— begin —

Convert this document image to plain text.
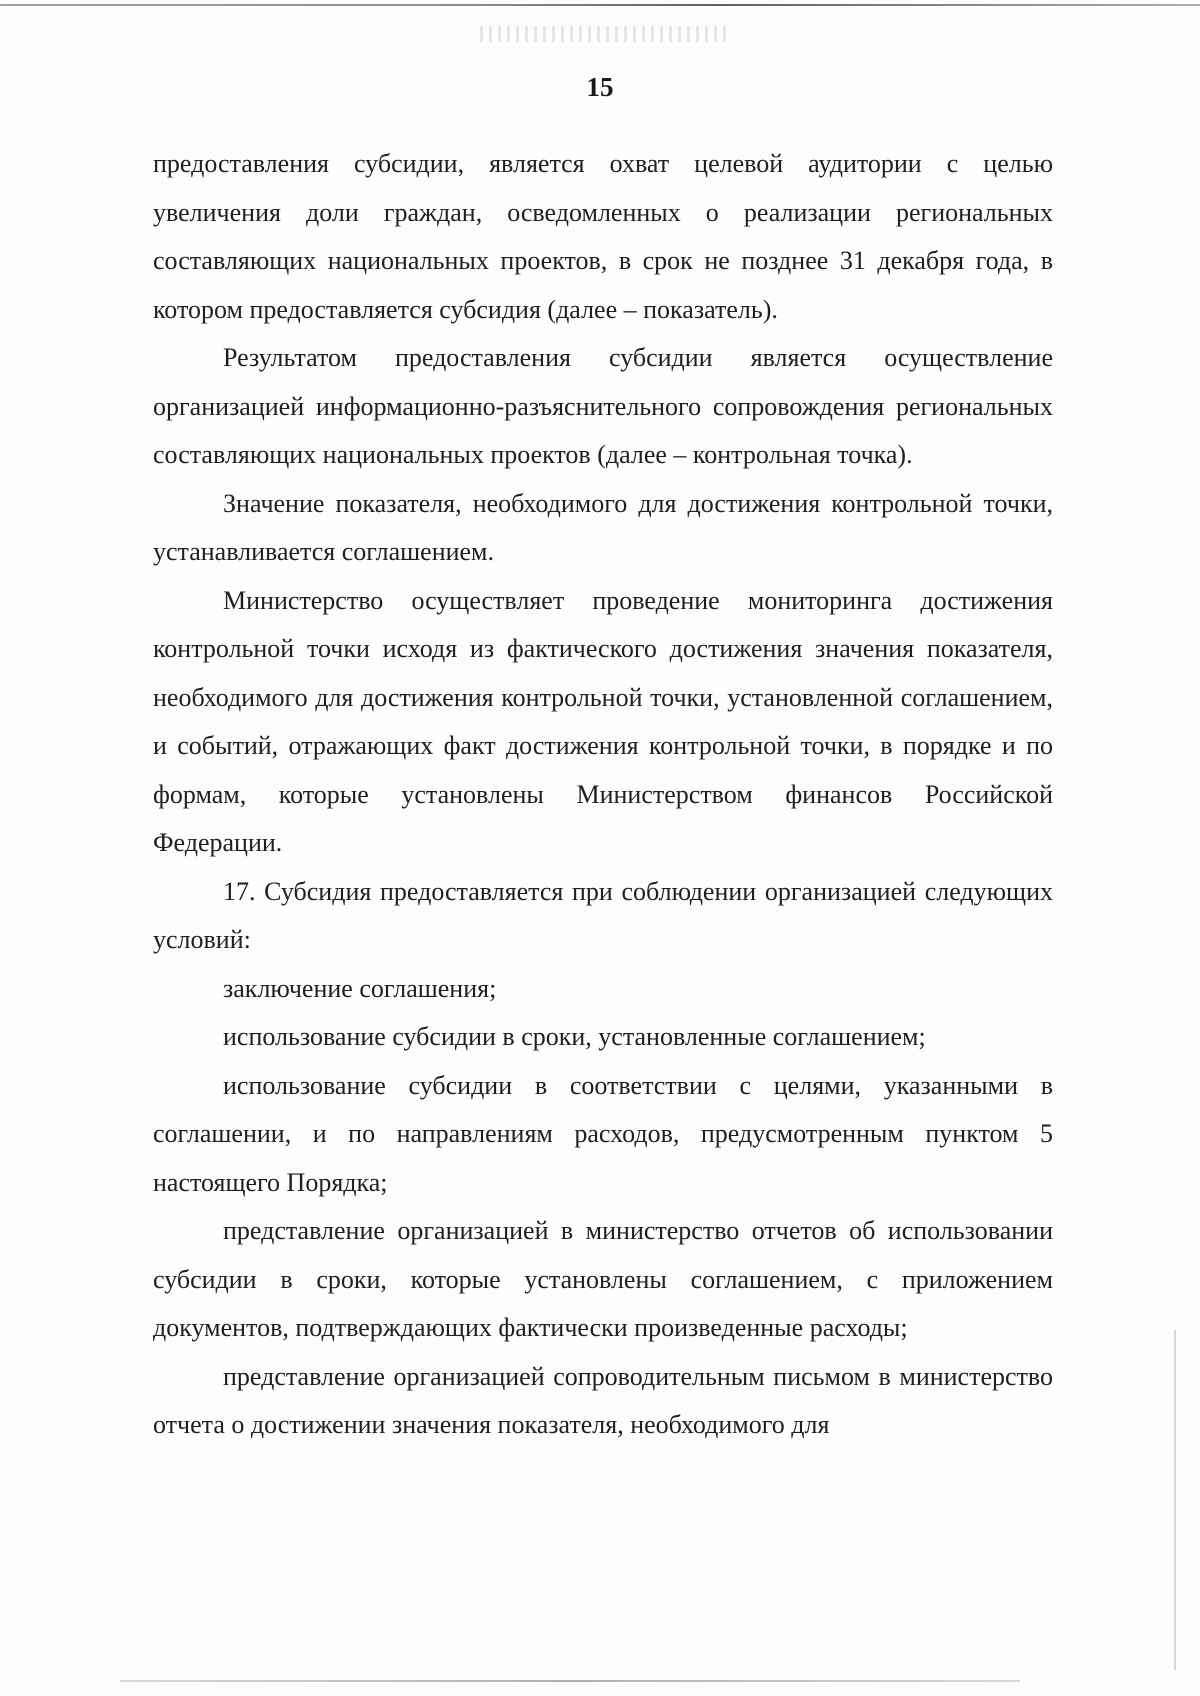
15

предоставления субсидии, является охват целевой аудитории с целью увеличения доли граждан, осведомленных о реализации региональных составляющих национальных проектов, в срок не позднее 31 декабря года, в котором предоставляется субсидия (далее – показатель).

Результатом предоставления субсидии является осуществление организацией информационно-разъяснительного сопровождения региональных составляющих национальных проектов (далее – контрольная точка).

Значение показателя, необходимого для достижения контрольной точки, устанавливается соглашением.

Министерство осуществляет проведение мониторинга достижения контрольной точки исходя из фактического достижения значения показателя, необходимого для достижения контрольной точки, установленной соглашением, и событий, отражающих факт достижения контрольной точки, в порядке и по формам, которые установлены Министерством финансов Российской Федерации.

17. Субсидия предоставляется при соблюдении организацией следующих условий:

заключение соглашения;

использование субсидии в сроки, установленные соглашением;

использование субсидии в соответствии с целями, указанными в соглашении, и по направлениям расходов, предусмотренным пунктом 5 настоящего Порядка;

представление организацией в министерство отчетов об использовании субсидии в сроки, которые установлены соглашением, с приложением документов, подтверждающих фактически произведенные расходы;

представление организацией сопроводительным письмом в министерство отчета о достижении значения показателя, необходимого для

— end —

Output every entry verbatim. Pictures do not belong in the copy.

> Output for this exercise
Convert this document image to plain text.
15

предоставления субсидии, является охват целевой аудитории с целью увеличения доли граждан, осведомленных о реализации региональных составляющих национальных проектов, в срок не позднее 31 декабря года, в котором предоставляется субсидия (далее – показатель).

Результатом предоставления субсидии является осуществление организацией информационно-разъяснительного сопровождения региональных составляющих национальных проектов (далее – контрольная точка).

Значение показателя, необходимого для достижения контрольной точки, устанавливается соглашением.

Министерство осуществляет проведение мониторинга достижения контрольной точки исходя из фактического достижения значения показателя, необходимого для достижения контрольной точки, установленной соглашением, и событий, отражающих факт достижения контрольной точки, в порядке и по формам, которые установлены Министерством финансов Российской Федерации.

17. Субсидия предоставляется при соблюдении организацией следующих условий:

заключение соглашения;

использование субсидии в сроки, установленные соглашением;

использование субсидии в соответствии с целями, указанными в соглашении, и по направлениям расходов, предусмотренным пунктом 5 настоящего Порядка;

представление организацией в министерство отчетов об использовании субсидии в сроки, которые установлены соглашением, с приложением документов, подтверждающих фактически произведенные расходы;

представление организацией сопроводительным письмом в министерство отчета о достижении значения показателя, необходимого для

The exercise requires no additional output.